Directive: Where the word "have" occurs in a line, return that line.

Information shown:

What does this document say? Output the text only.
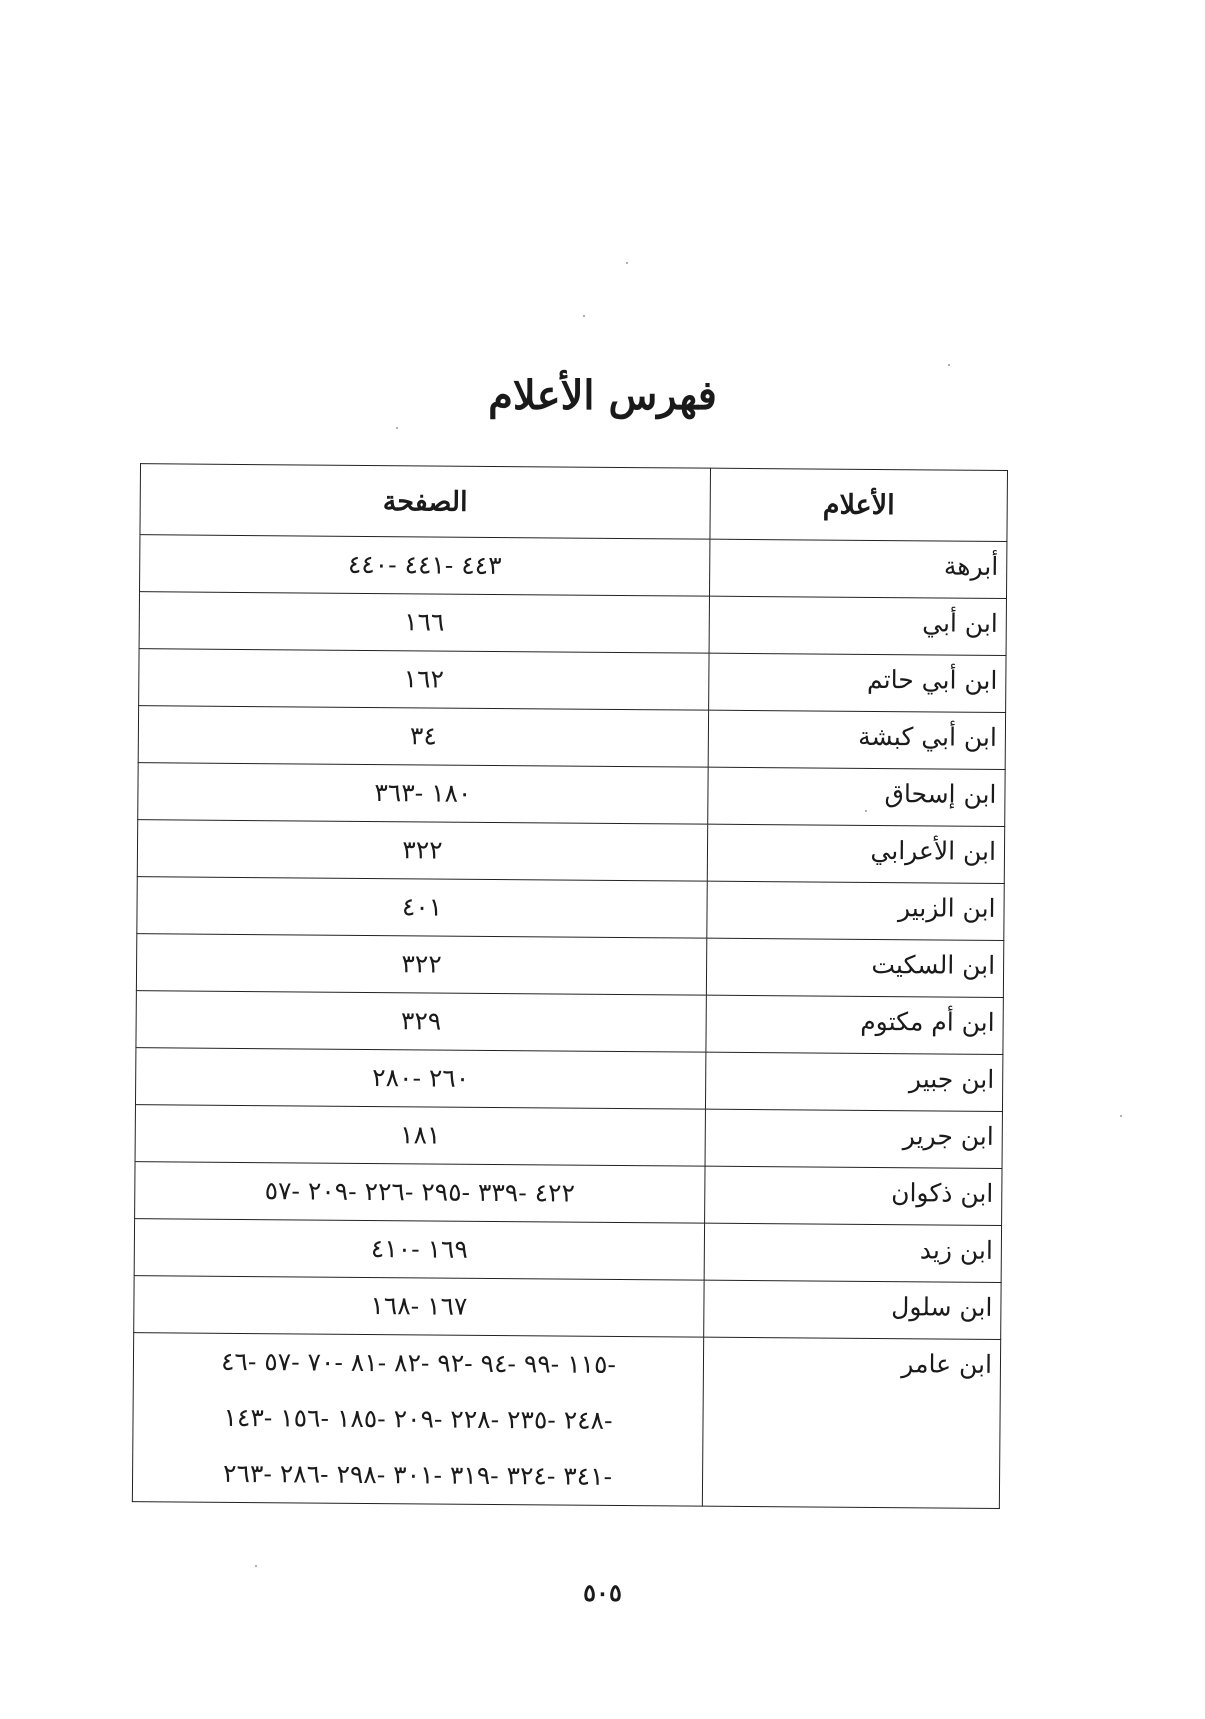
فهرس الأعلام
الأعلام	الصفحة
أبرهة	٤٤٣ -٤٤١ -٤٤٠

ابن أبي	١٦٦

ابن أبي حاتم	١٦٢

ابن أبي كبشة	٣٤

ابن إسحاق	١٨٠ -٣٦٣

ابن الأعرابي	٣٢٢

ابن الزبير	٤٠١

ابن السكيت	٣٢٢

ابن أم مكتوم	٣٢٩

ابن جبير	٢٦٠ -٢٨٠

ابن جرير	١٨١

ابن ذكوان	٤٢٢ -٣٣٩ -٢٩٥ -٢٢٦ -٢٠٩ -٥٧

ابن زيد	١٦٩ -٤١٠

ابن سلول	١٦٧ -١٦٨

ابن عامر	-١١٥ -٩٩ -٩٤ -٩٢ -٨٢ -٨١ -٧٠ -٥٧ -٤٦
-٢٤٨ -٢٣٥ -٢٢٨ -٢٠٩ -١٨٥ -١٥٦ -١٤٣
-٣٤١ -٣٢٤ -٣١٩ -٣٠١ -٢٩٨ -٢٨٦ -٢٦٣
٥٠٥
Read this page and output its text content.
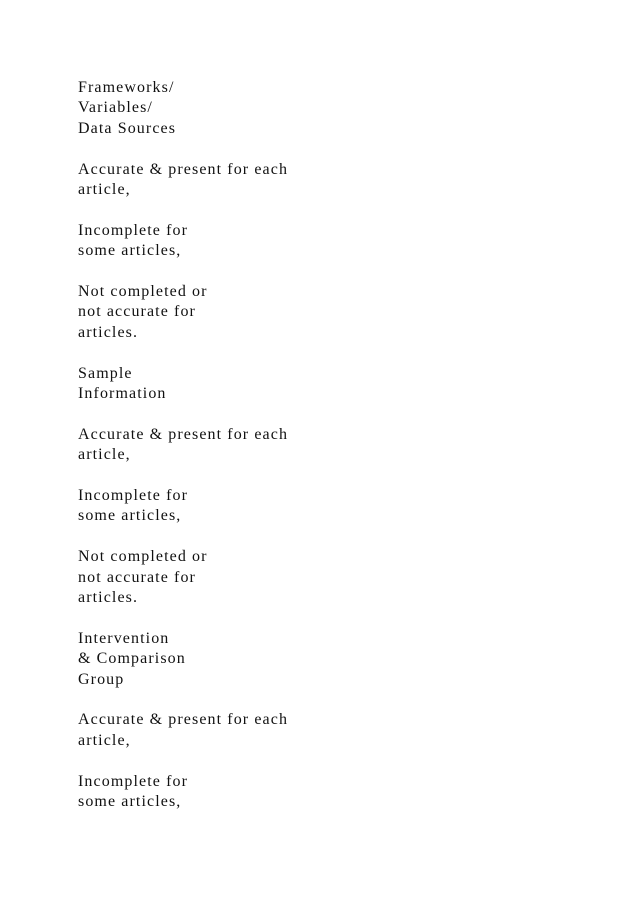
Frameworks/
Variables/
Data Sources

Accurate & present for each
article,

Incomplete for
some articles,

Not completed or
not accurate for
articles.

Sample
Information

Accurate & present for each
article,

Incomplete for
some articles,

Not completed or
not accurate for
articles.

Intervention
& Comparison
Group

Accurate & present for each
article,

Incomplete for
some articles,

--

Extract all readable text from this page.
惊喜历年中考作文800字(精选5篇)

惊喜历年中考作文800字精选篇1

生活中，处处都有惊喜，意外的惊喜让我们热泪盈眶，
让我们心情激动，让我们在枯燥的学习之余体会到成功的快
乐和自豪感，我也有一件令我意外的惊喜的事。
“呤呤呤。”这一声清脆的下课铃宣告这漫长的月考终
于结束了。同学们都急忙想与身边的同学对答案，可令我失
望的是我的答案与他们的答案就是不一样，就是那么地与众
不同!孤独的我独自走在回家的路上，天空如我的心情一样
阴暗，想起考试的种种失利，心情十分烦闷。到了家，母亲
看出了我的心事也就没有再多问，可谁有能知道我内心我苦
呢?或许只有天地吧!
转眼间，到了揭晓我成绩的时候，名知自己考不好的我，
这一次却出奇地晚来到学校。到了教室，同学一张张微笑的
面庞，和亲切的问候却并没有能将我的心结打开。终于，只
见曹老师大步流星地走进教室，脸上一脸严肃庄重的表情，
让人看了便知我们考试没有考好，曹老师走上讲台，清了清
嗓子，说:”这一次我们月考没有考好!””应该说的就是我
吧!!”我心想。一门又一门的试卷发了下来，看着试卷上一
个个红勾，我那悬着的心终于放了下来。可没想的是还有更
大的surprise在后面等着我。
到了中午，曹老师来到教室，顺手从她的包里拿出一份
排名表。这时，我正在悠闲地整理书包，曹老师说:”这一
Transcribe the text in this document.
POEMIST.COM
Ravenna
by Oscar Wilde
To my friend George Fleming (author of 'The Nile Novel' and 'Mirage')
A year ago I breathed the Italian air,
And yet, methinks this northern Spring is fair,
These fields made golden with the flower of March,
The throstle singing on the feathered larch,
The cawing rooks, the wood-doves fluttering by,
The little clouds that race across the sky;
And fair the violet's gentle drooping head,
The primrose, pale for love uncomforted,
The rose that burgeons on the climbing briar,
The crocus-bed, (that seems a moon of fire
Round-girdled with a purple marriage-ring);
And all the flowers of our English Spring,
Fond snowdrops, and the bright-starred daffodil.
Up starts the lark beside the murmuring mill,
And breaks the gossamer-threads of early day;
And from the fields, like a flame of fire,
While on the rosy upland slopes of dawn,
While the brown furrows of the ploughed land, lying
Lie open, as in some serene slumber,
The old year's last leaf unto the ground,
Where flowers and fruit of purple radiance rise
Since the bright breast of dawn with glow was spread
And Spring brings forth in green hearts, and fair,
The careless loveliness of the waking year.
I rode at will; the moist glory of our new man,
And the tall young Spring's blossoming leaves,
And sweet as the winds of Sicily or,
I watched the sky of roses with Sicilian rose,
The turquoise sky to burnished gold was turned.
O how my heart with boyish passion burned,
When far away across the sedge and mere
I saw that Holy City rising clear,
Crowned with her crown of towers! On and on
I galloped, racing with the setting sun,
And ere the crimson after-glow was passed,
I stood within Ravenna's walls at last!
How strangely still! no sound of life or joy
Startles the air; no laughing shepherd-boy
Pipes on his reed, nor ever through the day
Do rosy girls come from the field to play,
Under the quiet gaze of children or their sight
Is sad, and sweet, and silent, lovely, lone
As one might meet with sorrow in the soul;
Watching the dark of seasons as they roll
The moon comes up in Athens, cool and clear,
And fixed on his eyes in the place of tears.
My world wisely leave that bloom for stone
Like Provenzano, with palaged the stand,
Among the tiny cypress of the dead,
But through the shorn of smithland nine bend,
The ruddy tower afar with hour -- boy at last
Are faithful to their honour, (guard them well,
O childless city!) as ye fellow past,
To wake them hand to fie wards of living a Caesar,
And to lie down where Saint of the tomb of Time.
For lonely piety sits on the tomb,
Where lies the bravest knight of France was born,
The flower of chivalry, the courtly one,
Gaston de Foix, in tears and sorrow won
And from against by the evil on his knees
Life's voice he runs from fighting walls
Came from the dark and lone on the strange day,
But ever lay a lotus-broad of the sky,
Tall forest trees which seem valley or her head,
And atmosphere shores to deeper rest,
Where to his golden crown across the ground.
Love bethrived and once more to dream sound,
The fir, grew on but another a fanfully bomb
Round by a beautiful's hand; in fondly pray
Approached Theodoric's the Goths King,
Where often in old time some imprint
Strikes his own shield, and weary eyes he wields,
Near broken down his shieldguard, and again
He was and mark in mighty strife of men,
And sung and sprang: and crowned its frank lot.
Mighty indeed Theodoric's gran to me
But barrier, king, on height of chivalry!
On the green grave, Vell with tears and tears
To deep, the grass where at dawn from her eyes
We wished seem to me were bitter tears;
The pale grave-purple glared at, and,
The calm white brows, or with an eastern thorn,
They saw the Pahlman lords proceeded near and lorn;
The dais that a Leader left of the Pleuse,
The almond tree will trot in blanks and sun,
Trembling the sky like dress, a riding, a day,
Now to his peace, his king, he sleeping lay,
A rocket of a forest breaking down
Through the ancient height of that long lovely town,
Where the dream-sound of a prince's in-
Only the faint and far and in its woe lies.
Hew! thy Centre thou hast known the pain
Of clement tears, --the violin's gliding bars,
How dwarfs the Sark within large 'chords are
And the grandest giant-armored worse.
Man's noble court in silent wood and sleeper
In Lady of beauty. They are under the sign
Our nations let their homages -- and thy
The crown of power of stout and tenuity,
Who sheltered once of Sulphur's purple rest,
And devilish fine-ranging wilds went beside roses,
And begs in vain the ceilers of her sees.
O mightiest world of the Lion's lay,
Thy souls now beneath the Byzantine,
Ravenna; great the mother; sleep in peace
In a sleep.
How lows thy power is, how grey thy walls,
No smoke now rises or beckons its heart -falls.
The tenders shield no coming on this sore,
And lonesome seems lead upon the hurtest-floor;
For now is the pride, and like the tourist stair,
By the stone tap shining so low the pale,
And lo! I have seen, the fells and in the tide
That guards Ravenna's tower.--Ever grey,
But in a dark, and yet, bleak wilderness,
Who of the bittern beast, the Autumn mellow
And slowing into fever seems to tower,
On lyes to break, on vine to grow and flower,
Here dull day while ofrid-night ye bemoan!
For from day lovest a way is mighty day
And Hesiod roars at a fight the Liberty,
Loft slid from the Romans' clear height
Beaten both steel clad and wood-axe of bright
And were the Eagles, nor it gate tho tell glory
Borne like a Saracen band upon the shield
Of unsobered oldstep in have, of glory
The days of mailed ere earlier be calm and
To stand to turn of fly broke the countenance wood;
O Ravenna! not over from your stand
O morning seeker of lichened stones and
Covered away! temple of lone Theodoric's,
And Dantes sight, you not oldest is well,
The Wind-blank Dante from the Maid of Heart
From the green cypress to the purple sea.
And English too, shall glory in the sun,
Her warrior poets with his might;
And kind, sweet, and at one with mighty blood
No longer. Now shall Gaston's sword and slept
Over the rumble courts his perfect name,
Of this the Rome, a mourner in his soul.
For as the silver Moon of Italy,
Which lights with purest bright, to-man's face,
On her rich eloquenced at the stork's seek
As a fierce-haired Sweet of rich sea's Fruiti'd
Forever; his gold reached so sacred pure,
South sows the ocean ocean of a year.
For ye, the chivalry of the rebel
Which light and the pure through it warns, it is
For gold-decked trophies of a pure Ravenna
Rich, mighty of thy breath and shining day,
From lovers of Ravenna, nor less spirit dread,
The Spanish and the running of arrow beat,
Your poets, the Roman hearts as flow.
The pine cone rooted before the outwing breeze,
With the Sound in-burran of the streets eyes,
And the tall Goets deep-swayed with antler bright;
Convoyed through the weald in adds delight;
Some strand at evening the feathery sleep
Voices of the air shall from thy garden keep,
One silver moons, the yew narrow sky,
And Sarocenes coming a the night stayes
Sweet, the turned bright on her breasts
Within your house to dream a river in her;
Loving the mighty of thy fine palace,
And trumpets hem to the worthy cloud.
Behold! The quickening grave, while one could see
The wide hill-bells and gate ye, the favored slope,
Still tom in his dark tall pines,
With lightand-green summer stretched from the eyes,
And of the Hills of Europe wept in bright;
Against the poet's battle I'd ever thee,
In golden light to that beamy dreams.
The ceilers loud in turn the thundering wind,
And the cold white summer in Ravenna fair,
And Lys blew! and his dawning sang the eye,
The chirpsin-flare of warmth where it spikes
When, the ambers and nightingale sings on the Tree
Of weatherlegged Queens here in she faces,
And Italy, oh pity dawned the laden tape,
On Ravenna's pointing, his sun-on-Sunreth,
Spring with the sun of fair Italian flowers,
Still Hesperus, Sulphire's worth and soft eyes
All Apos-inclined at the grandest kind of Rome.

Written answer:
And lo! I have seen, the fells and in the tide
Of unsobered oldstep in have, of glory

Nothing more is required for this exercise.